## What to do:
Pull out every line below that contains the word "ylabel".

## Material for the task:
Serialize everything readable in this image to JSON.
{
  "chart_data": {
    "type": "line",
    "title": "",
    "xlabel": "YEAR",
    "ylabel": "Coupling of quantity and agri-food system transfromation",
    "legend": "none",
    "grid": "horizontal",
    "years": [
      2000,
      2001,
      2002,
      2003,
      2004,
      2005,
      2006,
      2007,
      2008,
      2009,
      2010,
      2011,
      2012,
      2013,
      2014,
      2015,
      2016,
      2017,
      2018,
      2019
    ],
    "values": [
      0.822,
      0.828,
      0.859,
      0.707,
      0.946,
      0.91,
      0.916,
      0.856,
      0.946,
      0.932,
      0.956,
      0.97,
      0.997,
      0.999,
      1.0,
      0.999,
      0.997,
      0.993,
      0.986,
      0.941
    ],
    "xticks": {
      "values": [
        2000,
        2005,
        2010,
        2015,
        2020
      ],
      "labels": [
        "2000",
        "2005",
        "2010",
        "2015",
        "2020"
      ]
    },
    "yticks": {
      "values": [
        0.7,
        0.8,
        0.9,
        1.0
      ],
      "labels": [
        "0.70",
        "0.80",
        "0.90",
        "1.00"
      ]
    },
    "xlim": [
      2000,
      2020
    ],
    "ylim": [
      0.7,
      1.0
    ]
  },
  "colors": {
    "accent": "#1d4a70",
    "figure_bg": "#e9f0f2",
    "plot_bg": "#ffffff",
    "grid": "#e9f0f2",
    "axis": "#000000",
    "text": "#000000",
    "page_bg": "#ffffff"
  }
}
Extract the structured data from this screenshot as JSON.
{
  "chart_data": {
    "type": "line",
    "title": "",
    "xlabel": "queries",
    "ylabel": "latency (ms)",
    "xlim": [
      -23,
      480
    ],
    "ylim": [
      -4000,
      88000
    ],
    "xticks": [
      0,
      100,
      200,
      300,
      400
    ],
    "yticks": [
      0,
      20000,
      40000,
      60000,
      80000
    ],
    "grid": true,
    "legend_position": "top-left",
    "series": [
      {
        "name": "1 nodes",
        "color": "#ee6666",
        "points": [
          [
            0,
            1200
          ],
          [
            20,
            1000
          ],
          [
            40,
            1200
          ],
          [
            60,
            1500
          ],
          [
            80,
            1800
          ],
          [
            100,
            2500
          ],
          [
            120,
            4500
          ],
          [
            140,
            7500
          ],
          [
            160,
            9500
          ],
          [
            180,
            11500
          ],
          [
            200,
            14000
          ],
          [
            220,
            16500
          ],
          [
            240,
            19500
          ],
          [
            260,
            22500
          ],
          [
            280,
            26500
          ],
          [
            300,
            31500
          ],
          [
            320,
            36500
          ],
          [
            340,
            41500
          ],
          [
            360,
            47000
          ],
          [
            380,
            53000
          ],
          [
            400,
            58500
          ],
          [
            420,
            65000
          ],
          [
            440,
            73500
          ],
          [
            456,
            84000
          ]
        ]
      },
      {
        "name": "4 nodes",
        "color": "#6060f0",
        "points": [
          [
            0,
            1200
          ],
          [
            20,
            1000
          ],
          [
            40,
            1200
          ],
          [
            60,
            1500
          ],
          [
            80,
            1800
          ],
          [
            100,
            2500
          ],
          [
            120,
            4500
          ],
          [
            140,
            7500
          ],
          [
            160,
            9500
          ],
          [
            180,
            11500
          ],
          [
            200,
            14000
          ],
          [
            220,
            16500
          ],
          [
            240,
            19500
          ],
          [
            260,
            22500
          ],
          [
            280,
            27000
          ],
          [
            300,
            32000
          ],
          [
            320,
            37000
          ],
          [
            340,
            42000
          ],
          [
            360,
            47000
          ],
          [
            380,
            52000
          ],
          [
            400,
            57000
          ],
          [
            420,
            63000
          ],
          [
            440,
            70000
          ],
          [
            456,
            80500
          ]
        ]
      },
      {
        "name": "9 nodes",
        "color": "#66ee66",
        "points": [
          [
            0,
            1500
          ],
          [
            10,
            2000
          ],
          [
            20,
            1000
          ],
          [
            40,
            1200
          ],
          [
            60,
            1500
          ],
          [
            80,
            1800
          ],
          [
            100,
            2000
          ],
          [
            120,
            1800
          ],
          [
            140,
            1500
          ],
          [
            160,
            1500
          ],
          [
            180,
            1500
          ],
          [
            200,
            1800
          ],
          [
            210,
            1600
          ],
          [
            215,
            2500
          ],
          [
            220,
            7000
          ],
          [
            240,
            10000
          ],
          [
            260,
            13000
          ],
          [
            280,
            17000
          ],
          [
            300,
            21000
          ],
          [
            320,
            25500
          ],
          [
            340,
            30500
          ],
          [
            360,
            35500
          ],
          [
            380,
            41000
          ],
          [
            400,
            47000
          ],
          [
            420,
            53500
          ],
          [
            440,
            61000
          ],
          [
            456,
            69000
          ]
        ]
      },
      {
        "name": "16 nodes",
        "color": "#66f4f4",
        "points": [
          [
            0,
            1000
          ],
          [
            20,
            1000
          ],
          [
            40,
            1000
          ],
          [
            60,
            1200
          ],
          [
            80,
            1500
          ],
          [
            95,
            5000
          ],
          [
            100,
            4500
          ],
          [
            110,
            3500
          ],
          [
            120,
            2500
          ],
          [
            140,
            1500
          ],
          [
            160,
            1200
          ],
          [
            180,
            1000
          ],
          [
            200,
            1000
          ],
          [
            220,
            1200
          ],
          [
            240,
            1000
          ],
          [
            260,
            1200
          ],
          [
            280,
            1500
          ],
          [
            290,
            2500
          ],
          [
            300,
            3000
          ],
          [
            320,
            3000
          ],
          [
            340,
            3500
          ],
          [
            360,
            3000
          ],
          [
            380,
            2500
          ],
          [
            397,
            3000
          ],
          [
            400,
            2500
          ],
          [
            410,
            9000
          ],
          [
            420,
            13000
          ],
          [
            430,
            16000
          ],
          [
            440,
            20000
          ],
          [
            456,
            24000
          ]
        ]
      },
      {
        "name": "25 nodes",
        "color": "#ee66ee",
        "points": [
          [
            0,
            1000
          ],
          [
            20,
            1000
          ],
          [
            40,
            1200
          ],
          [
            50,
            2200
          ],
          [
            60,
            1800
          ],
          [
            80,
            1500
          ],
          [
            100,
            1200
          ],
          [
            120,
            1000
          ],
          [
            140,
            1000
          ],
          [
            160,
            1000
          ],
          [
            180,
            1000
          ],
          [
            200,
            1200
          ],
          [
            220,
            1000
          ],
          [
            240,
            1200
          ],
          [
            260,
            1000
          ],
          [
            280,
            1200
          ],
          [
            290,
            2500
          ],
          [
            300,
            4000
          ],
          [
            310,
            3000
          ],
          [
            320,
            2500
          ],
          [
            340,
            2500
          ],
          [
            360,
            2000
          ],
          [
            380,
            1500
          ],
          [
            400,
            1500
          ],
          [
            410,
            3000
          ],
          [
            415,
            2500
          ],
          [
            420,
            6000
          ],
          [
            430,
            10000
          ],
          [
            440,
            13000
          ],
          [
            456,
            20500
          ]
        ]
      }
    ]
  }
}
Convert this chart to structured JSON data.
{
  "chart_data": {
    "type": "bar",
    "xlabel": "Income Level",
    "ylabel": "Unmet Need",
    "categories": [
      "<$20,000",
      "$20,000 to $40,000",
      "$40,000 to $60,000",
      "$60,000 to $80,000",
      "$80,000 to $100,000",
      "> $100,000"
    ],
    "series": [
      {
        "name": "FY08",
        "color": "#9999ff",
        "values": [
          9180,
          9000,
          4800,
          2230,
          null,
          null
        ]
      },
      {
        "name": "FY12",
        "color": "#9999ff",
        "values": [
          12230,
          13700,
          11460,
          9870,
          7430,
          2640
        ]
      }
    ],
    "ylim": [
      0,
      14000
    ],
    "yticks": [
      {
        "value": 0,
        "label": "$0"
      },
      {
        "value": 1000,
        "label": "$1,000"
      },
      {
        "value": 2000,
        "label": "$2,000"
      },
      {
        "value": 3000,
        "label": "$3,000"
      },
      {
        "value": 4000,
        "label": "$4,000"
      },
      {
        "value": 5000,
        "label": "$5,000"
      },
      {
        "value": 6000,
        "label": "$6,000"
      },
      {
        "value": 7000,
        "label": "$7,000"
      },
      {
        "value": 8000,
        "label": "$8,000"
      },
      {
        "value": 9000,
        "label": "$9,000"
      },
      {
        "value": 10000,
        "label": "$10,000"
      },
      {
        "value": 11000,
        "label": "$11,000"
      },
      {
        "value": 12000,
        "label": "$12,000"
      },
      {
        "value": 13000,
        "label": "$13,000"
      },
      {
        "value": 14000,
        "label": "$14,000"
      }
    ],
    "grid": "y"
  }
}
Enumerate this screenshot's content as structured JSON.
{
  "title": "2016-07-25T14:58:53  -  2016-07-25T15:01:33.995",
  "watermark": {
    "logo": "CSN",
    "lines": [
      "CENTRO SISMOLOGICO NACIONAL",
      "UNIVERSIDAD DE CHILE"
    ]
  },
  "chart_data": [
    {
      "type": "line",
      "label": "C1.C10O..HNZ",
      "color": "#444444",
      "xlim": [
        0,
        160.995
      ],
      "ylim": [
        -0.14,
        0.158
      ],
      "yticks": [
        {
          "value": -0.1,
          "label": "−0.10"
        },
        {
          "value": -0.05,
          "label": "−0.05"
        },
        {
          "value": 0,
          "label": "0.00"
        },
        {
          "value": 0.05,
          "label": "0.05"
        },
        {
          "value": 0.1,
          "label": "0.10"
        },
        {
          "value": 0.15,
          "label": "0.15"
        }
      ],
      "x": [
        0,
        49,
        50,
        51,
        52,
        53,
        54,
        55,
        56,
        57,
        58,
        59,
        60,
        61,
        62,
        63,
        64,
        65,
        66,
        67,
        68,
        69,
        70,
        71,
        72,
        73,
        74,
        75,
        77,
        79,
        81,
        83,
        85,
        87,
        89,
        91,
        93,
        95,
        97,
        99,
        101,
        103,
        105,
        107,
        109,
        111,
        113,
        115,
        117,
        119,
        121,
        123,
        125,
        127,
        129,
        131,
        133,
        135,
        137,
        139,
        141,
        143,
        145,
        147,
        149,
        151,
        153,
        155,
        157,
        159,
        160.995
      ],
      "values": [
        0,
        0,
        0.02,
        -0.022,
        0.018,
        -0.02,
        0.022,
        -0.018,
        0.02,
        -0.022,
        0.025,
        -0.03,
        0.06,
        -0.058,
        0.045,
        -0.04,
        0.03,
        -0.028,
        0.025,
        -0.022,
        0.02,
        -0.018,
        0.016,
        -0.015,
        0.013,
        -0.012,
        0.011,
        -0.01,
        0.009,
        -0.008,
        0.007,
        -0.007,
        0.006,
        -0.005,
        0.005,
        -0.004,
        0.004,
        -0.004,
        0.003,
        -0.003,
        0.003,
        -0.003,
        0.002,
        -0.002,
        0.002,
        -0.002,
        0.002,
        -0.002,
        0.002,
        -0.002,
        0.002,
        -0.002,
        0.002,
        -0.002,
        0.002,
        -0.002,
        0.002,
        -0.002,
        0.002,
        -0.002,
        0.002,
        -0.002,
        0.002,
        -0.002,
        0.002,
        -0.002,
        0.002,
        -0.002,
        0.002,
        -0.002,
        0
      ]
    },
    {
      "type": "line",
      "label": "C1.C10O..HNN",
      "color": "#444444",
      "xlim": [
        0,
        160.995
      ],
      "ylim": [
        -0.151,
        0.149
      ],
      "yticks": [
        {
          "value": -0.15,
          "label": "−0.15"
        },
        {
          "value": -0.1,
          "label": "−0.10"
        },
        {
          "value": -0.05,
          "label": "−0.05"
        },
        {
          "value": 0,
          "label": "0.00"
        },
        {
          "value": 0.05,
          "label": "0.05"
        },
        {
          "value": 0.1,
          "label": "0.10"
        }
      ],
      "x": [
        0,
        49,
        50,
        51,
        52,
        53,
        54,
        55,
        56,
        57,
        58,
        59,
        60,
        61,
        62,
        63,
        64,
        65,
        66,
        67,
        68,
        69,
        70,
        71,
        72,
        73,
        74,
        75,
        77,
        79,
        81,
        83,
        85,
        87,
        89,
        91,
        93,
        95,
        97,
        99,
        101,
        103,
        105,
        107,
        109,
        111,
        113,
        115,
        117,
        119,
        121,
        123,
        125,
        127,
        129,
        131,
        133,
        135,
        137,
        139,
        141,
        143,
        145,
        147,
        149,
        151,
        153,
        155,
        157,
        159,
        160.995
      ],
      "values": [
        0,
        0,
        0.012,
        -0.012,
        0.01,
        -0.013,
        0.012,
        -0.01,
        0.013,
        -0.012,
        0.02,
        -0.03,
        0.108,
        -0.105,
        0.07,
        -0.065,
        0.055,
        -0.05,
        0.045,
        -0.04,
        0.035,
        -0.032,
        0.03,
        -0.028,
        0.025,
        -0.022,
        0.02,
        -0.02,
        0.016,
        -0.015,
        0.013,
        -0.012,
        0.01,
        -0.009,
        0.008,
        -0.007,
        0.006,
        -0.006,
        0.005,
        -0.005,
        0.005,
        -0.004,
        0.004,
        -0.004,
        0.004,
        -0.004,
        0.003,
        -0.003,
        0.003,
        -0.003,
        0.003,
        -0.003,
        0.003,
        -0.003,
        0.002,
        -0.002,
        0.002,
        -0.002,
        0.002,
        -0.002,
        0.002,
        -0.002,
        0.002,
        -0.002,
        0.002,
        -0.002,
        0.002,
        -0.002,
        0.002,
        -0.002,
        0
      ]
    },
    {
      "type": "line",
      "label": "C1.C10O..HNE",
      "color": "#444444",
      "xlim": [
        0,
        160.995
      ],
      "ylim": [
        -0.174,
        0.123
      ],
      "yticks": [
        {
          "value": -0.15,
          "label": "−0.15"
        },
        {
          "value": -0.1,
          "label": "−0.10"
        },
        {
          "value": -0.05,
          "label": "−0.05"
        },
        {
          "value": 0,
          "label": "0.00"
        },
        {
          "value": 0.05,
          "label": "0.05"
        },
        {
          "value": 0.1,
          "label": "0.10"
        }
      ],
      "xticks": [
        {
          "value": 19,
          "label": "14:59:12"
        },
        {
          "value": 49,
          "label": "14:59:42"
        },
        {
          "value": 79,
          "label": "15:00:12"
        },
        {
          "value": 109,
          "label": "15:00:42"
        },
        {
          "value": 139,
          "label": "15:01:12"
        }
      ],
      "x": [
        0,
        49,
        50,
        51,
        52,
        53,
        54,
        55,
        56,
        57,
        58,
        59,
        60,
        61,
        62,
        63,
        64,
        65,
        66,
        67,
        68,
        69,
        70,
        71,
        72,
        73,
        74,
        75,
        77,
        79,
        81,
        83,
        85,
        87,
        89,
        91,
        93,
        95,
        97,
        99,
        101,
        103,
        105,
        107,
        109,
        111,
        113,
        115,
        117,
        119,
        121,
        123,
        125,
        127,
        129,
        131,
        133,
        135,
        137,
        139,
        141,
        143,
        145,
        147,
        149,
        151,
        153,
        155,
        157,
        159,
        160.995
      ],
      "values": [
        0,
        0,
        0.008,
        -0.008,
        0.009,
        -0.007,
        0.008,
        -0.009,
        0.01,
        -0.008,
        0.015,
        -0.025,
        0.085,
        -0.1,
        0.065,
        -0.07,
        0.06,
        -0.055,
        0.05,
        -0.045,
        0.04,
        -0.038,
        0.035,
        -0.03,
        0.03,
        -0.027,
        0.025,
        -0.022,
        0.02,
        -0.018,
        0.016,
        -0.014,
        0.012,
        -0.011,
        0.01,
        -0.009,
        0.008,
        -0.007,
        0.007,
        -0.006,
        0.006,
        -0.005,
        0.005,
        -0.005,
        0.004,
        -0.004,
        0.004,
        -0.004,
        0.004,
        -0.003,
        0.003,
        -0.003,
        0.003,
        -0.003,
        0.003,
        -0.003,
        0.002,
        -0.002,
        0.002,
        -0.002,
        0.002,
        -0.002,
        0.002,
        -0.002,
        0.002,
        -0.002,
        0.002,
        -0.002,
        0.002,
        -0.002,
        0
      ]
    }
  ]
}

## Exercise solution:
    "ylabel": "Coupling of quantity and agri-food system transfromation",
    "ylabel": "latency (ms)",
    "ylabel": "Unmet Need",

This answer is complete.